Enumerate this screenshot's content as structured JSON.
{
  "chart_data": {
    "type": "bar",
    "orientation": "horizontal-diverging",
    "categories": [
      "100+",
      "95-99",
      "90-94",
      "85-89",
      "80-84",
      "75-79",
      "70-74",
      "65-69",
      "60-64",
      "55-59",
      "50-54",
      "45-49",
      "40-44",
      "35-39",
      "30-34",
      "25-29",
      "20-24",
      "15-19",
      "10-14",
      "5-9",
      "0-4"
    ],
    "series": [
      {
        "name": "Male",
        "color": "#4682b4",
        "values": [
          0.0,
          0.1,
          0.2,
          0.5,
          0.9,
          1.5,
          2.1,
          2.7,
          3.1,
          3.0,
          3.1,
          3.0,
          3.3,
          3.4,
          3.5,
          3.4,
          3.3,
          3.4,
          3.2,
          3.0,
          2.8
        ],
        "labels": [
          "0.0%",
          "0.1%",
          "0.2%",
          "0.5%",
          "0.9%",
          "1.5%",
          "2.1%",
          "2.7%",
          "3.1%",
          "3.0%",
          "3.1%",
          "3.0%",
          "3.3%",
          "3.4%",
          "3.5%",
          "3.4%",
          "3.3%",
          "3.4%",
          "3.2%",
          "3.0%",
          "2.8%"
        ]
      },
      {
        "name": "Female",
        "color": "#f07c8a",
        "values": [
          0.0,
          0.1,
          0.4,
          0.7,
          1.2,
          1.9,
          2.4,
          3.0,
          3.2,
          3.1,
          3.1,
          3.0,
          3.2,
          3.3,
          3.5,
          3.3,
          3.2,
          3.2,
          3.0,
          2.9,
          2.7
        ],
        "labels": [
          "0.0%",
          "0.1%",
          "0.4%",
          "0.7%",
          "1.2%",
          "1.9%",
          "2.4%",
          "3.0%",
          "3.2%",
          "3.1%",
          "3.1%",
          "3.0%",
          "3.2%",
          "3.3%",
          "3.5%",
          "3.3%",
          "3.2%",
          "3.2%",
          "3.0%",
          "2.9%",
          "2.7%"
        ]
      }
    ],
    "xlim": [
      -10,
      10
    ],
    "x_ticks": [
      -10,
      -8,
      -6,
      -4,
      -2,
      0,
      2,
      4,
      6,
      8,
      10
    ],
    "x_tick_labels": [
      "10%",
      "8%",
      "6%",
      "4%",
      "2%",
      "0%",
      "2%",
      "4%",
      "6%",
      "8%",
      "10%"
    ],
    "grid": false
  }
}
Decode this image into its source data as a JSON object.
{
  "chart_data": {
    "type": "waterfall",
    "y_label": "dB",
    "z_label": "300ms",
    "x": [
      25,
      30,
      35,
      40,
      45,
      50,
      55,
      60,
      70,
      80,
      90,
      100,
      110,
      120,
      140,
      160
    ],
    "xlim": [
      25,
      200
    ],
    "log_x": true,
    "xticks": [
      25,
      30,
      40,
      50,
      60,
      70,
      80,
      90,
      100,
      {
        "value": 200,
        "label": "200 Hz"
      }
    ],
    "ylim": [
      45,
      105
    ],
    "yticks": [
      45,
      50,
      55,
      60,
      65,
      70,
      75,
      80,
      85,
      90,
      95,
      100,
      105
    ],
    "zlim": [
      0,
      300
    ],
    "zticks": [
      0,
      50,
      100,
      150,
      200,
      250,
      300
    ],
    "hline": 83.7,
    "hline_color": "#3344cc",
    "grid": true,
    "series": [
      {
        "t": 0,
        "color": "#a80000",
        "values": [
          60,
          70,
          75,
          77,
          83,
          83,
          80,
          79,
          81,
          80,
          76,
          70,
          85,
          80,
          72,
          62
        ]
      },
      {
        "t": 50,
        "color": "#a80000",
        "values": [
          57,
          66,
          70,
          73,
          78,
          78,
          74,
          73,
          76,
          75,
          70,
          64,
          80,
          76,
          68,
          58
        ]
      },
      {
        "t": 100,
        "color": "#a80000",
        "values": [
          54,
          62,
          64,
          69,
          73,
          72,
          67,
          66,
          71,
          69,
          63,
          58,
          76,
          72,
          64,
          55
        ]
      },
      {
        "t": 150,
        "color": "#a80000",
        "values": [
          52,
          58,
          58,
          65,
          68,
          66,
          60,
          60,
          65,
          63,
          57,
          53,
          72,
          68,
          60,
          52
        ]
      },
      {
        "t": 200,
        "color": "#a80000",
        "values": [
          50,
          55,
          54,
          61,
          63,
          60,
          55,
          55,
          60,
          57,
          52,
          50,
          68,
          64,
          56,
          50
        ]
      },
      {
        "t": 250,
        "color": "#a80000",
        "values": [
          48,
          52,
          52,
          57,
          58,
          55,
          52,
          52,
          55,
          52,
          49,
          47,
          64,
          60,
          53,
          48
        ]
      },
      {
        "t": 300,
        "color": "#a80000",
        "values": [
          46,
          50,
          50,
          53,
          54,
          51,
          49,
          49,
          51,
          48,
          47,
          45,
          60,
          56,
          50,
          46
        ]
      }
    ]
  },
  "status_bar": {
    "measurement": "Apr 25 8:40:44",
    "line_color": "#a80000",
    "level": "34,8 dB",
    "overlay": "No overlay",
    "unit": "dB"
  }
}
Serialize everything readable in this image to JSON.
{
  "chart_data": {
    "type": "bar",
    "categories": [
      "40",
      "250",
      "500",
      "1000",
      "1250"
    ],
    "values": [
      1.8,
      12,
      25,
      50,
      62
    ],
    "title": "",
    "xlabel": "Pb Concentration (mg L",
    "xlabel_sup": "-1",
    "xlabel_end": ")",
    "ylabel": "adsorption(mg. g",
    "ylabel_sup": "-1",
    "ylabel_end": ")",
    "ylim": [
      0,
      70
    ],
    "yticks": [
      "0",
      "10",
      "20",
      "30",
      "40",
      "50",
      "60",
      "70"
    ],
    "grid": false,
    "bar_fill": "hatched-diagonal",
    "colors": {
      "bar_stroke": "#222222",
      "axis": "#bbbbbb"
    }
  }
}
---
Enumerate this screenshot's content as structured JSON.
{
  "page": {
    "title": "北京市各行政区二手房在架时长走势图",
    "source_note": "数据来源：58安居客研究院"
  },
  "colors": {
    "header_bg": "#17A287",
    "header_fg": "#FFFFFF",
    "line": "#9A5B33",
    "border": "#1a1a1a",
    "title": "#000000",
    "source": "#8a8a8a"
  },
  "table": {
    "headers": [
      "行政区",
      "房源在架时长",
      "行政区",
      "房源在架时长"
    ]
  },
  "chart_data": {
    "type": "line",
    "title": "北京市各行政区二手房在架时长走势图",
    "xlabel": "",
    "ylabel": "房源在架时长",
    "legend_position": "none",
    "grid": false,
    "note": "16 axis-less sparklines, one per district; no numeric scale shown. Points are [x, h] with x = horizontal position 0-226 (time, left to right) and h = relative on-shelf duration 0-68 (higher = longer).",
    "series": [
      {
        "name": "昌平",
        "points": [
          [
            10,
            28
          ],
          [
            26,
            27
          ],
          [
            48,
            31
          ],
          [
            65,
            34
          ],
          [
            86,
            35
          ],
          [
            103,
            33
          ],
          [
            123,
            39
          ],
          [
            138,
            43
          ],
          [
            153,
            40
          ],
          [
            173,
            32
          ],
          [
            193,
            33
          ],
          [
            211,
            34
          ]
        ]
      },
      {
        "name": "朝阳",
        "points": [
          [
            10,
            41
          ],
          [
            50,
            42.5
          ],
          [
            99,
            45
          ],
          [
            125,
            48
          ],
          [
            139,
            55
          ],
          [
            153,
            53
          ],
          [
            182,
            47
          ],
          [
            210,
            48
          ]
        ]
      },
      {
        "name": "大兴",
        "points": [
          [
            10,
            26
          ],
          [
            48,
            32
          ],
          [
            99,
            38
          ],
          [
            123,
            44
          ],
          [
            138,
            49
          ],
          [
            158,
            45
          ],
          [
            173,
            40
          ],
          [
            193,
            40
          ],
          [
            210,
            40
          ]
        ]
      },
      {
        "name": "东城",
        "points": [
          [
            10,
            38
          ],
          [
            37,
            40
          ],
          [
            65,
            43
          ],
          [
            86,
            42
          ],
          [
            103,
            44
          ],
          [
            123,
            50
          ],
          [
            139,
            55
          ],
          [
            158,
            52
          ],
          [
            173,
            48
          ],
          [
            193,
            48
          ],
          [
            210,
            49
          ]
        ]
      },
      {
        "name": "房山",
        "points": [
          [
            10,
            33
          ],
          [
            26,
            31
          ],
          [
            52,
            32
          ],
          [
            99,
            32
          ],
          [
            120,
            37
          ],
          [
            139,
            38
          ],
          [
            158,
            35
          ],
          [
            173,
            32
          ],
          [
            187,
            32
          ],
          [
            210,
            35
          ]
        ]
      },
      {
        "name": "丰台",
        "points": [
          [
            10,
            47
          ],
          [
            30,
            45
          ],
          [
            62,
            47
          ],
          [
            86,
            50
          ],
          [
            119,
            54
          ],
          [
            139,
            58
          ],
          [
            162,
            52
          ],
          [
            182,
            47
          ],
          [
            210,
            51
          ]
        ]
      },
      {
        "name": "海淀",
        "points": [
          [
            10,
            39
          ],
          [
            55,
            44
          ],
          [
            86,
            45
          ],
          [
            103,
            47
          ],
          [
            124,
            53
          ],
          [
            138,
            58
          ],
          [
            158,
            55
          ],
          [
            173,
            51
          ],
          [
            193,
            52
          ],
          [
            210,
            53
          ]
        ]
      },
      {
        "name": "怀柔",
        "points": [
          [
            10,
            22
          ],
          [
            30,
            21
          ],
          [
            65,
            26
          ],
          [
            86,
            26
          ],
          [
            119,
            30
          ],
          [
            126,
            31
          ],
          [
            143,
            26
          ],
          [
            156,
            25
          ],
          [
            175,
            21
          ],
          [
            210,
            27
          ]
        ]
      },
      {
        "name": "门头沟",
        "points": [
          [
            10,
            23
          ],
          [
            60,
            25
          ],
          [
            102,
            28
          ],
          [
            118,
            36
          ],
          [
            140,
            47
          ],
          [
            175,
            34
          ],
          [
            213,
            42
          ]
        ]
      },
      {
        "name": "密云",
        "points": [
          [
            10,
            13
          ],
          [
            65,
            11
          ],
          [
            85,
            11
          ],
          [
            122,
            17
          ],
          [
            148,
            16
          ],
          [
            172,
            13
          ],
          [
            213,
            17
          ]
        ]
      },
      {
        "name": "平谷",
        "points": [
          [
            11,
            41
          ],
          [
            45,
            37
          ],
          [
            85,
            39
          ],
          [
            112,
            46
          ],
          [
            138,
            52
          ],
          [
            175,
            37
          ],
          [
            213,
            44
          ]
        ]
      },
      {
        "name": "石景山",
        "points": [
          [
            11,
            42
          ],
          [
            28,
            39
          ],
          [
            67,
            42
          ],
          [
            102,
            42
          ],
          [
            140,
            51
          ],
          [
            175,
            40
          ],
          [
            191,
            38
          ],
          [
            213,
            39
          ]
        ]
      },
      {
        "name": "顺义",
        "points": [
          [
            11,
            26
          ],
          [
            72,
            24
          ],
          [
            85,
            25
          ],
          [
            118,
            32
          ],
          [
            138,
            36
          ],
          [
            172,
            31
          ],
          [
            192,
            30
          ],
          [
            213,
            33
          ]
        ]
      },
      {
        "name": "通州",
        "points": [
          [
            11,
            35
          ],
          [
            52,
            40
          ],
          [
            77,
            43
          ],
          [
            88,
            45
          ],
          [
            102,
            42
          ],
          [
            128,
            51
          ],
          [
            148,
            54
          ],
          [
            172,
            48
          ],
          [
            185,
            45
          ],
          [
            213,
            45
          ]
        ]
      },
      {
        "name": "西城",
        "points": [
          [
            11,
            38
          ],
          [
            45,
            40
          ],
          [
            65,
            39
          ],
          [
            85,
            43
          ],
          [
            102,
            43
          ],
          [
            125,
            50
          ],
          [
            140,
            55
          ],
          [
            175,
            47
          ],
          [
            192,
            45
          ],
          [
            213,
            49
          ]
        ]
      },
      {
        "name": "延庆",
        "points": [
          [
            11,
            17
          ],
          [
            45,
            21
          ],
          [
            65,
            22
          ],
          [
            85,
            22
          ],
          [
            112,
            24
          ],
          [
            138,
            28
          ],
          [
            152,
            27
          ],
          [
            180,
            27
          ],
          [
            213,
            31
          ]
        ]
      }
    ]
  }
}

# Work required
In the entries above, how many lines hold the word "horizontal"? State the number and nothing else.

# Solution to this problem
2